__Exercise objective__:
Pick out every line below that contains the word "Dette" and copy each of those lines.

__Available data__:

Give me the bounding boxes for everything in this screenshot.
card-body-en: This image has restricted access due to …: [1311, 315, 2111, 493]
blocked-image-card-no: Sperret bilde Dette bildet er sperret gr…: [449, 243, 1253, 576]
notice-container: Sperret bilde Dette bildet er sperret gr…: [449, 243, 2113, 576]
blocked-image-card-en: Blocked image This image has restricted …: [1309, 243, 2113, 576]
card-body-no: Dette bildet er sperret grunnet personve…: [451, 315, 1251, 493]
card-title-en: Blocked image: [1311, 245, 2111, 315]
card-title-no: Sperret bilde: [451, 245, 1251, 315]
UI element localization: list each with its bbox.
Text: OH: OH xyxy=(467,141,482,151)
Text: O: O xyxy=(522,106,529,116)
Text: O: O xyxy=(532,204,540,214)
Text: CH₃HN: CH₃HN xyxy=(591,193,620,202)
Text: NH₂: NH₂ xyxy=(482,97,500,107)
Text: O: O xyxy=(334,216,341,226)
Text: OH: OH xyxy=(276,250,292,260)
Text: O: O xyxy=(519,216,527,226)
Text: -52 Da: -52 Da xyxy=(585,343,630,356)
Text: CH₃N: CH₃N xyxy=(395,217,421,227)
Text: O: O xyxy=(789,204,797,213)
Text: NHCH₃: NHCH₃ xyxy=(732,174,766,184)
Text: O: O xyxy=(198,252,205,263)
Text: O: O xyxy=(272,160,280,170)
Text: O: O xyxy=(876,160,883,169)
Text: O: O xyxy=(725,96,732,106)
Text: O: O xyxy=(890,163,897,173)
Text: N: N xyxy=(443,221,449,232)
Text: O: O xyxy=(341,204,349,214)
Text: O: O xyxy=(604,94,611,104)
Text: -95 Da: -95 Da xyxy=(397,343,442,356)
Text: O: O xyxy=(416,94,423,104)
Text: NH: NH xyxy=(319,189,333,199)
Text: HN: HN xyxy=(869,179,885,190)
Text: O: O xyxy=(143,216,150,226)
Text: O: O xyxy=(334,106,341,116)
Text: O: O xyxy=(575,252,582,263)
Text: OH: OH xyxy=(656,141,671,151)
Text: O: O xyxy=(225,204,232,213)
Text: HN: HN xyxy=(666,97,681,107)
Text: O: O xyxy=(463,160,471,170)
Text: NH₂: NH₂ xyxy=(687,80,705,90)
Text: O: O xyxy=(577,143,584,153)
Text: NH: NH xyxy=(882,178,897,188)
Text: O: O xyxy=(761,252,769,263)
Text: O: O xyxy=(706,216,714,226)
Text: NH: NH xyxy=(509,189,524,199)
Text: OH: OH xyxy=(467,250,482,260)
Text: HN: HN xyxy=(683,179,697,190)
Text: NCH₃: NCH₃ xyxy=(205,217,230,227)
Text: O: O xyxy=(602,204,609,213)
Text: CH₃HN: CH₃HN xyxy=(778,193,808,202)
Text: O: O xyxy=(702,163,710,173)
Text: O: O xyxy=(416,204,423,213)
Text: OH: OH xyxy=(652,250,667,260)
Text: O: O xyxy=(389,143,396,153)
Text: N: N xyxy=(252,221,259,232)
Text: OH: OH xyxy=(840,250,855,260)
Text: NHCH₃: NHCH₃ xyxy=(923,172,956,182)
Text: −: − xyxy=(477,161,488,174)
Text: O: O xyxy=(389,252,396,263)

__Solution for this task__:
blocked-image-card-no: Sperret bilde Dette bildet er sperret gr…: [449, 243, 1253, 576]
notice-container: Sperret bilde Dette bildet er sperret gr…: [449, 243, 2113, 576]
card-body-no: Dette bildet er sperret grunnet personve…: [451, 315, 1251, 493]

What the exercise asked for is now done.